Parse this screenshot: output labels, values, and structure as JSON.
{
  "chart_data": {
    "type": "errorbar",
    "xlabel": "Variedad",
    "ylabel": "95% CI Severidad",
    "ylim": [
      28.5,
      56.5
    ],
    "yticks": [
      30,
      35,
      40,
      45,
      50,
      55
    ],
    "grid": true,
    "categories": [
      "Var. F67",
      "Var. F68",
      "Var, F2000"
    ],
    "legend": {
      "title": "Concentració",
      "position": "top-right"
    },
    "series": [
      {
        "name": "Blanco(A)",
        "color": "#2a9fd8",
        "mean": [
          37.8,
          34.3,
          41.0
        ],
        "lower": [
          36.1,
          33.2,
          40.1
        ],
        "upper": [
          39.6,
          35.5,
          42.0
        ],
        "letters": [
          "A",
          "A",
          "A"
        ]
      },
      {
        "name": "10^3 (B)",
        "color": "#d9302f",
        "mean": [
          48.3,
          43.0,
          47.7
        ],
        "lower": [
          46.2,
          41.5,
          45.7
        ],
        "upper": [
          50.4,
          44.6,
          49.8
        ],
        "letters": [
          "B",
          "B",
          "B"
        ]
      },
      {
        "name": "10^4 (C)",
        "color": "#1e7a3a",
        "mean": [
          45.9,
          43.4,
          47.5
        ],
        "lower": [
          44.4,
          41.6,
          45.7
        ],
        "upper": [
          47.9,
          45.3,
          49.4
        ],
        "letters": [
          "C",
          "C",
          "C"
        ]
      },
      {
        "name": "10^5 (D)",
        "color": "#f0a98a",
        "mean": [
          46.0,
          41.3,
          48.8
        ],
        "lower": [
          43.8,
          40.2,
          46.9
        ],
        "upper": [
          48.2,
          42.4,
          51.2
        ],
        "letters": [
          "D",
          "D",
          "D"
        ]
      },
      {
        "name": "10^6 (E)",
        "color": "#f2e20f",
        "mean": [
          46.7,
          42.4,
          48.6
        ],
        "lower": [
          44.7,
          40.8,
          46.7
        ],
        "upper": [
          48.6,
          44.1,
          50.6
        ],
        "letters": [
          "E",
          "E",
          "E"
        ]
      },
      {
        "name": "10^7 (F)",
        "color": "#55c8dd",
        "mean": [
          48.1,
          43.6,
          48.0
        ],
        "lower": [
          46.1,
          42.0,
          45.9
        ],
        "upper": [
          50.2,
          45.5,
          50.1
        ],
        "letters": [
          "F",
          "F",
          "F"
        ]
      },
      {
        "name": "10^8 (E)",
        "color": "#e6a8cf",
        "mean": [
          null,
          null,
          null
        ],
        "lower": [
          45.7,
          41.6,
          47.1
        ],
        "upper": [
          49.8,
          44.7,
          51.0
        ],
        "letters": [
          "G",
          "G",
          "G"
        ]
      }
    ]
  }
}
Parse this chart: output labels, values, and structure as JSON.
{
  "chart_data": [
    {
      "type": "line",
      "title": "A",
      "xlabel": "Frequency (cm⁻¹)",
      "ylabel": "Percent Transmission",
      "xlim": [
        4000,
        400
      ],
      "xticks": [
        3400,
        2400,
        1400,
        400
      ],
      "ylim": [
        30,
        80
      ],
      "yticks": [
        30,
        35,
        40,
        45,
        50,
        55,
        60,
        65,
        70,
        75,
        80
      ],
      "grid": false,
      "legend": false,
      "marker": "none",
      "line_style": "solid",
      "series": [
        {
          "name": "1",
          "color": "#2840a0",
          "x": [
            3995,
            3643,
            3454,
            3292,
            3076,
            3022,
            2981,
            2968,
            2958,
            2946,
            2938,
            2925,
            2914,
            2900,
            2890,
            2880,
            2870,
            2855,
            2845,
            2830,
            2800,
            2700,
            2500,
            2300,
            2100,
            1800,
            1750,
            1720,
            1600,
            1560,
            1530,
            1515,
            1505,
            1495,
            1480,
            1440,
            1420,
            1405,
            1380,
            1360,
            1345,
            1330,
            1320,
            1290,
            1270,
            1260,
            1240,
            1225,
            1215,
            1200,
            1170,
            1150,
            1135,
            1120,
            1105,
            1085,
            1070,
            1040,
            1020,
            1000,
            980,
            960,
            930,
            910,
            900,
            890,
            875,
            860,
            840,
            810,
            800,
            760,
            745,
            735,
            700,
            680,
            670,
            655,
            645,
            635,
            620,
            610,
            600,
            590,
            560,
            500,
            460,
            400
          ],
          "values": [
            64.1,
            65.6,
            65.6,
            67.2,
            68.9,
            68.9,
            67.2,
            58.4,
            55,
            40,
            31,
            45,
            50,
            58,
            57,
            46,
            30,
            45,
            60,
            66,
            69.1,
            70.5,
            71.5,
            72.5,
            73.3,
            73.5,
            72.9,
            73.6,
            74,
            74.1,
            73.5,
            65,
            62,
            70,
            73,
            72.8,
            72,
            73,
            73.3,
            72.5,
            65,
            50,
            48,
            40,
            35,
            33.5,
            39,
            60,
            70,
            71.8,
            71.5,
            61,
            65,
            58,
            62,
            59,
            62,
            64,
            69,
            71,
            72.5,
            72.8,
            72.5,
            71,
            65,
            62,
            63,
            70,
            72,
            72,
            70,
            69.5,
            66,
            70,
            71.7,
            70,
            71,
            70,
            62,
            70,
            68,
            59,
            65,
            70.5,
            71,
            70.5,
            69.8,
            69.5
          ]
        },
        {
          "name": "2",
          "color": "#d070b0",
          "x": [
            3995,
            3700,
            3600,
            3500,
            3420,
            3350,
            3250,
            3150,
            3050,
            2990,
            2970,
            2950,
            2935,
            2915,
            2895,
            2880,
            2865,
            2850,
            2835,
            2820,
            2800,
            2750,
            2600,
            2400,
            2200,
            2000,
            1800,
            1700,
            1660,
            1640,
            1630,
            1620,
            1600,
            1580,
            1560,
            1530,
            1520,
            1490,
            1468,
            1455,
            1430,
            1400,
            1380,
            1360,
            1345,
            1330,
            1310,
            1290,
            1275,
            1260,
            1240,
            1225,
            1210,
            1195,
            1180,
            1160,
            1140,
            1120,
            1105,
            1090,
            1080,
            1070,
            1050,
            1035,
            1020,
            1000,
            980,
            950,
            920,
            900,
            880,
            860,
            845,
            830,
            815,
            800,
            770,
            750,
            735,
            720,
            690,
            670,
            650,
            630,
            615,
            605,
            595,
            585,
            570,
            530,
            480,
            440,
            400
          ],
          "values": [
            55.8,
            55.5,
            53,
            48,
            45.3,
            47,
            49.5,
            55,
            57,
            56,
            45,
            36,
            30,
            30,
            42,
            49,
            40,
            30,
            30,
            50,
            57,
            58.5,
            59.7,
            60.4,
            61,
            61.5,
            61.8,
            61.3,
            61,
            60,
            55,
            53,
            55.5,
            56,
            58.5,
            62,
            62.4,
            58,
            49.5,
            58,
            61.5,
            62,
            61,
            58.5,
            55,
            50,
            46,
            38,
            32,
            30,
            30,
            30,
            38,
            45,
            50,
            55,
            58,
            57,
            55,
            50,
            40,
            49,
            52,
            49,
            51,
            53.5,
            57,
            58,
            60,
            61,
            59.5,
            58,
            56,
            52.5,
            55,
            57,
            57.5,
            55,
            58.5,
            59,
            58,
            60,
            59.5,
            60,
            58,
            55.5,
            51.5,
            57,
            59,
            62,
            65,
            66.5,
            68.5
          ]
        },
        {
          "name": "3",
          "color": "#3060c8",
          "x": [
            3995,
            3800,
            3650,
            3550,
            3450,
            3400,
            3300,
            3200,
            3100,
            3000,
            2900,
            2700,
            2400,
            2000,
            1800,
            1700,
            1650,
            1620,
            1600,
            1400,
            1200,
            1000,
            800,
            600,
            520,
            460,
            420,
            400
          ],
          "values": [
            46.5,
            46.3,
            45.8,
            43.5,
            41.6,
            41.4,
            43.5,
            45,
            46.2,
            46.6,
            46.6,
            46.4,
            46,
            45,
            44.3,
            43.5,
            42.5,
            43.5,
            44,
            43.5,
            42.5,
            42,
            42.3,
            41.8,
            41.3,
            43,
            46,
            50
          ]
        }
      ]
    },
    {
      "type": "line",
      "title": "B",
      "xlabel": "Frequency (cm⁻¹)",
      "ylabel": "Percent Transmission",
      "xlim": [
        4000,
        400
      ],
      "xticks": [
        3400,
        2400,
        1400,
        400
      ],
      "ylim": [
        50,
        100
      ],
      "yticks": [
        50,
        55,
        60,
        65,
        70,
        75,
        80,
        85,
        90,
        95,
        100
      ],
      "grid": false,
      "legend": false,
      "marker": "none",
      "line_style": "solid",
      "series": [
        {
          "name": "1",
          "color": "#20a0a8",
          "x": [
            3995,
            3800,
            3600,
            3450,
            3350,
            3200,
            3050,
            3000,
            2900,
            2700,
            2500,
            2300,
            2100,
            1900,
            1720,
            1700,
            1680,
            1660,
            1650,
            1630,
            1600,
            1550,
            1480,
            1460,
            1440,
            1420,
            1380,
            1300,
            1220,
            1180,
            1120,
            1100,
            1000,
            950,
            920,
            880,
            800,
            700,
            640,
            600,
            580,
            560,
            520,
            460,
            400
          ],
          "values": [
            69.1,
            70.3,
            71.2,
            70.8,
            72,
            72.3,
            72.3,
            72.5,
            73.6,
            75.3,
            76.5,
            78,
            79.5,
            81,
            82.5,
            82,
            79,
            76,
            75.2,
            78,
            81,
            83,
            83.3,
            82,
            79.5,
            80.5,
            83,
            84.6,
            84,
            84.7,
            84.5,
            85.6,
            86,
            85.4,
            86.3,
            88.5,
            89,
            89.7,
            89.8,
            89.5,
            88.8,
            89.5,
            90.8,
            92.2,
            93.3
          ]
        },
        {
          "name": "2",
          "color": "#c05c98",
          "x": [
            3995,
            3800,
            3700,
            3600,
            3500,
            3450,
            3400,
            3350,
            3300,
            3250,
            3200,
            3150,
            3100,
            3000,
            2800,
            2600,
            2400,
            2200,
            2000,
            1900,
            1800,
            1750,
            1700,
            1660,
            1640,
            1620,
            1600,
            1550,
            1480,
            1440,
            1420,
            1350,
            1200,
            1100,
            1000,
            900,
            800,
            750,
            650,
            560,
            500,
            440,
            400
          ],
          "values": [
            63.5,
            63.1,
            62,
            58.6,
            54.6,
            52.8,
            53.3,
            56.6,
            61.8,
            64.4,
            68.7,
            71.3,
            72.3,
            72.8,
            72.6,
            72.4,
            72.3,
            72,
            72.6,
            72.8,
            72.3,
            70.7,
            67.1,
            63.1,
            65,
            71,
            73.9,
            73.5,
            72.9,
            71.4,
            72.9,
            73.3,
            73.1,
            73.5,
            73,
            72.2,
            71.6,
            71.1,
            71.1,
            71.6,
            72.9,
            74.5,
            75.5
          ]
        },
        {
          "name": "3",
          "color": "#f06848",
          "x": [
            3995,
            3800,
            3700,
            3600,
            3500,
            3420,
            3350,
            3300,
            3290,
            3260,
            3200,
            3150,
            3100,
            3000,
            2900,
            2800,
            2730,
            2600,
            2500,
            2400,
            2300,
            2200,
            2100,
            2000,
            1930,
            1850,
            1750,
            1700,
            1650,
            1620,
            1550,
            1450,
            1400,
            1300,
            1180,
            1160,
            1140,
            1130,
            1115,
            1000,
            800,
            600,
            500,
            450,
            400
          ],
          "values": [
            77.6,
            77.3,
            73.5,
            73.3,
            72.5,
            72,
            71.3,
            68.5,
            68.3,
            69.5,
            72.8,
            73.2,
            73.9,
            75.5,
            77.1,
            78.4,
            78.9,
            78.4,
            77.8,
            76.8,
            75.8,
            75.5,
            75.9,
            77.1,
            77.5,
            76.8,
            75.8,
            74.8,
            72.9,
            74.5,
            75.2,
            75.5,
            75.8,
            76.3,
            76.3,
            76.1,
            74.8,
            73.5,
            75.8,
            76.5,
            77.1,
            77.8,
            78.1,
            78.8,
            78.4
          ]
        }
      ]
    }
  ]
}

§ What you will do
Write out every line of the entries that holds the word "JSON".

§ Answer to this task
Parse this screenshot: output labels, values, and structure as JSON.
Parse this chart: output labels, values, and structure as JSON.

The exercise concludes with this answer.